#### Data extracted from a collection
◇ ◇ ◇ ◇ ◇ ◇ ◇

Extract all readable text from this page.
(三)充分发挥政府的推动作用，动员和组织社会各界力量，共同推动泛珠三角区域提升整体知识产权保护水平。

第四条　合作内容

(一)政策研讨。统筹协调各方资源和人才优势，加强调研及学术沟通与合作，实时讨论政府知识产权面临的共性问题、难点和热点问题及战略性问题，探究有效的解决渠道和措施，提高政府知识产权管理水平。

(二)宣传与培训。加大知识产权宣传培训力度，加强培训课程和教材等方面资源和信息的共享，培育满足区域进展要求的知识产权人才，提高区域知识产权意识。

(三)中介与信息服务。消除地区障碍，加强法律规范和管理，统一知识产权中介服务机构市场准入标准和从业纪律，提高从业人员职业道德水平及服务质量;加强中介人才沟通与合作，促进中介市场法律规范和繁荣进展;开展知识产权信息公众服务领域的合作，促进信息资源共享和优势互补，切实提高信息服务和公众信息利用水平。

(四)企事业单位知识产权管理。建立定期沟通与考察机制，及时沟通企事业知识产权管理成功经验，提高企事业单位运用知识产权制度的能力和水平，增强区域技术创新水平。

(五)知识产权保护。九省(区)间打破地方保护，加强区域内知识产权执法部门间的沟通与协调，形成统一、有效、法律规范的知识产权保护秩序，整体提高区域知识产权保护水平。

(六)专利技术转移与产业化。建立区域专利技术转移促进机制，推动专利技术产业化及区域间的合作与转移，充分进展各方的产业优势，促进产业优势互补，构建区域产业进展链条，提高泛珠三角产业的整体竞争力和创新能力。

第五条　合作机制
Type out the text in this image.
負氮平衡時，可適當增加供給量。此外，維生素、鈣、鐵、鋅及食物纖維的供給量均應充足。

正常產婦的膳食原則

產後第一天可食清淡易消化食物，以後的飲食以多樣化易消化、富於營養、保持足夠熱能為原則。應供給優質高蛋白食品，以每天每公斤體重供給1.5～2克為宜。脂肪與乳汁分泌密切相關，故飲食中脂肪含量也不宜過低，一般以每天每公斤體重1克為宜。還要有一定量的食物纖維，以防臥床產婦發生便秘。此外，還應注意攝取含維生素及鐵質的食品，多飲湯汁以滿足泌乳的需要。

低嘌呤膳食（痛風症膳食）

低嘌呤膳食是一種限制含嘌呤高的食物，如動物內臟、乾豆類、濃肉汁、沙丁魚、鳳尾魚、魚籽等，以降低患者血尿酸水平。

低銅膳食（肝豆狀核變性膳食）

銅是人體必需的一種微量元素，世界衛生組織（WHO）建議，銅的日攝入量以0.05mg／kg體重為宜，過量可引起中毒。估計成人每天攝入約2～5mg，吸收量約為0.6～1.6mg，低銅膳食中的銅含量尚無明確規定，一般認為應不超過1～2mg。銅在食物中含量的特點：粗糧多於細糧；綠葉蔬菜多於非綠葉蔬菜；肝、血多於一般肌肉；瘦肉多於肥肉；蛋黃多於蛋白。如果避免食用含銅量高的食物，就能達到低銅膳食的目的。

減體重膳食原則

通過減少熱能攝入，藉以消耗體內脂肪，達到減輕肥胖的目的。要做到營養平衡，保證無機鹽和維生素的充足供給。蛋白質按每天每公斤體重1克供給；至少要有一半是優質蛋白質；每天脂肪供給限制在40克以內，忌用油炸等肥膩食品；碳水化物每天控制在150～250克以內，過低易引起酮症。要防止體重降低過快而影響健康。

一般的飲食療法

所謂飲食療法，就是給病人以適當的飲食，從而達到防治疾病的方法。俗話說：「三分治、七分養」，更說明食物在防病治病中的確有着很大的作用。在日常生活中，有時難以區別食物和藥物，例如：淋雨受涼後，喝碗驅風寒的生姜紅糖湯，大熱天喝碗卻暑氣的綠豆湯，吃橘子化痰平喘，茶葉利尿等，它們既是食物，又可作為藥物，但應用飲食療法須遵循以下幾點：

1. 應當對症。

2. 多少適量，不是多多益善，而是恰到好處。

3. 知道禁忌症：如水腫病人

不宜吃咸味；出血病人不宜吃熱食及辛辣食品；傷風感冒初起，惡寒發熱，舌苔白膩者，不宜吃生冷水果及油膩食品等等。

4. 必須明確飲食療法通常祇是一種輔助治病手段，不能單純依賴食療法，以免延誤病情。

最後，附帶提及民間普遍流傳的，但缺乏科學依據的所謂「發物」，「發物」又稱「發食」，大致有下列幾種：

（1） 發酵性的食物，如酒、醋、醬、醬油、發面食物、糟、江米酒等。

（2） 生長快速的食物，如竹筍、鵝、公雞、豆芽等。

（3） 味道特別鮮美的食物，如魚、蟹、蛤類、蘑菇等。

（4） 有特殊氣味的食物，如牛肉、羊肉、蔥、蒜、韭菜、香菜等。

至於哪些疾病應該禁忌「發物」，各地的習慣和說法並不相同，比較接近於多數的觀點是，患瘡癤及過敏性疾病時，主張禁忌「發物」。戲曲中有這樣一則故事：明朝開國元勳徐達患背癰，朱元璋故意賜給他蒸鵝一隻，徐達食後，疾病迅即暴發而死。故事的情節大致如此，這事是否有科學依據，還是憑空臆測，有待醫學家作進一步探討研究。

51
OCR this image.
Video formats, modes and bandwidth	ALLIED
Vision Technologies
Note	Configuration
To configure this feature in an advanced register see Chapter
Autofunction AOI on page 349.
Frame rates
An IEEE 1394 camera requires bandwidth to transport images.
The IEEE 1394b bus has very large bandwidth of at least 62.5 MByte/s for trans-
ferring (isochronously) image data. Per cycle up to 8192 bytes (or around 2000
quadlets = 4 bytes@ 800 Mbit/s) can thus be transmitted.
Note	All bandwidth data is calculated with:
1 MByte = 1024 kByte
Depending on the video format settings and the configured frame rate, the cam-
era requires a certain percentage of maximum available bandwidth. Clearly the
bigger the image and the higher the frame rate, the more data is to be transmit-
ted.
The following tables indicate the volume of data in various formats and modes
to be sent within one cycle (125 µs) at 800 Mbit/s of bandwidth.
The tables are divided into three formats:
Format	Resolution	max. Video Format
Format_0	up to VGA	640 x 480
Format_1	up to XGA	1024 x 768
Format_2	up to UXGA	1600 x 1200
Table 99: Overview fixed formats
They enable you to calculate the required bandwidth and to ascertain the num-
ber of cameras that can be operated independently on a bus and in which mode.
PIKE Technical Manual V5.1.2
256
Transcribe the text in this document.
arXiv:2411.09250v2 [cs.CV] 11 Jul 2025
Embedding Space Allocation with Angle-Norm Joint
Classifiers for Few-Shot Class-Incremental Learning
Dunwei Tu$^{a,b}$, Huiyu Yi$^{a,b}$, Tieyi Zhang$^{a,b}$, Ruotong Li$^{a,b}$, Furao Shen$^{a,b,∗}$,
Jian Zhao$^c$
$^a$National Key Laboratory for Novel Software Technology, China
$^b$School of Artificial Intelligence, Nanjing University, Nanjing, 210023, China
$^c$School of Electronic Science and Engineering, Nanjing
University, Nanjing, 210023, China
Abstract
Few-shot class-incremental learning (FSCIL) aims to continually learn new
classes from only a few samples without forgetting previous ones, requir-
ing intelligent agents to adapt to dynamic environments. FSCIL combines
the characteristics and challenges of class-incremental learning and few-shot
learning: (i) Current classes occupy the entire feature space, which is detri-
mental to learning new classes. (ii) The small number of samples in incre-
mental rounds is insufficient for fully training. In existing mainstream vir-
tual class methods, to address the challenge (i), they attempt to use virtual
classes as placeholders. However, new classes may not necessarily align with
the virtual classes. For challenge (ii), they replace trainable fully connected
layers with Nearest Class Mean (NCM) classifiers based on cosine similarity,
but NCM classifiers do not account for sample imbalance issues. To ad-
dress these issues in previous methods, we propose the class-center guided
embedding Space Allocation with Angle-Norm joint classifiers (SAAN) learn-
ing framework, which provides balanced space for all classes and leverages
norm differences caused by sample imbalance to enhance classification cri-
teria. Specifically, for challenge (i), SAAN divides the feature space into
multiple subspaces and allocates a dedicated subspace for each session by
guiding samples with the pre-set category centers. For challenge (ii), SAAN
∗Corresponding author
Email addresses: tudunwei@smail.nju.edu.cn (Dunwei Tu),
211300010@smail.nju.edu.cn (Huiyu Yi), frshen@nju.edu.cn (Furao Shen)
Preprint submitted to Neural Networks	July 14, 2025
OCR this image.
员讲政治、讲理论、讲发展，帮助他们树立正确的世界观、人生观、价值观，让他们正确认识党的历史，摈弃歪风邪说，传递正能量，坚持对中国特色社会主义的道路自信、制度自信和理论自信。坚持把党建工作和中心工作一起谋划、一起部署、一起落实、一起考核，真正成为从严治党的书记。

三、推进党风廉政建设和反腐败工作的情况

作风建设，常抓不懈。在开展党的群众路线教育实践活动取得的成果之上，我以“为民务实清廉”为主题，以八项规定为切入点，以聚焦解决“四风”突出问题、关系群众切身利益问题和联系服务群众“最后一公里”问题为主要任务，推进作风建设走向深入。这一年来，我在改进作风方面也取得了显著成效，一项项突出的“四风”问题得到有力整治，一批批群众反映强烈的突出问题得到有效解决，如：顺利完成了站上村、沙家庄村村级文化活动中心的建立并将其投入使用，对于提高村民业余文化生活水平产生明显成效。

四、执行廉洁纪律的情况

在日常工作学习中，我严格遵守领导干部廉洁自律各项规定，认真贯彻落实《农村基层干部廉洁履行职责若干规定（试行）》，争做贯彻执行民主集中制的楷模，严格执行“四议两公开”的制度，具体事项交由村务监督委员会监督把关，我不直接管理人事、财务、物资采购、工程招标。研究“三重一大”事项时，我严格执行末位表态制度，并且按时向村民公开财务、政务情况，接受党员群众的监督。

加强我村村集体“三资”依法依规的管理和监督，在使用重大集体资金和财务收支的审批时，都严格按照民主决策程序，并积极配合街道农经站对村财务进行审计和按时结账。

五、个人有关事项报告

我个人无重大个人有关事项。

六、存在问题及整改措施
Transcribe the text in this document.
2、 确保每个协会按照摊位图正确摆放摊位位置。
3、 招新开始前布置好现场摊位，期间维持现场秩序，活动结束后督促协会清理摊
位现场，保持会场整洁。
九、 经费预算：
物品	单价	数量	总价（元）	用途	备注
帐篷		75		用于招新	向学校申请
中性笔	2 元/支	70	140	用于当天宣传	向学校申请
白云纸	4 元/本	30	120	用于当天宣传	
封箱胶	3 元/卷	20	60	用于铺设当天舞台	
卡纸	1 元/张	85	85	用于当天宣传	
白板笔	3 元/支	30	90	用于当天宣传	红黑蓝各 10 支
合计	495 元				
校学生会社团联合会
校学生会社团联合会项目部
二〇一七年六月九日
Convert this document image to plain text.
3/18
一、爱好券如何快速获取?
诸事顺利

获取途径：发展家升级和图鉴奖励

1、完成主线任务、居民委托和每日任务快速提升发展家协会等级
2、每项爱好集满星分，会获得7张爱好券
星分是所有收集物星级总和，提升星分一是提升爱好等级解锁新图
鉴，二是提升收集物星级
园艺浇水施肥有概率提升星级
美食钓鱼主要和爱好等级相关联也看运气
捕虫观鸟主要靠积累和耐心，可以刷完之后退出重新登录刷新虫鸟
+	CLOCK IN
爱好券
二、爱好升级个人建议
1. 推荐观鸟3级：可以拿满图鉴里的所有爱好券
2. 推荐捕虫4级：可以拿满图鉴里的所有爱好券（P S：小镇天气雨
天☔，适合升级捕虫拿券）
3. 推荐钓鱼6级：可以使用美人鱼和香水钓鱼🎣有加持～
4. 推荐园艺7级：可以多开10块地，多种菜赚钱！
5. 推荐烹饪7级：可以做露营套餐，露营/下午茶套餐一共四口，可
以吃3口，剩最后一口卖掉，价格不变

◇ ◇ ◇ ◇ ◇ ◇ ◇

#### PROMPT
Determine how many lines in the records contain "feature", and reply with the number only.

#### CORRECT RESPONSE
3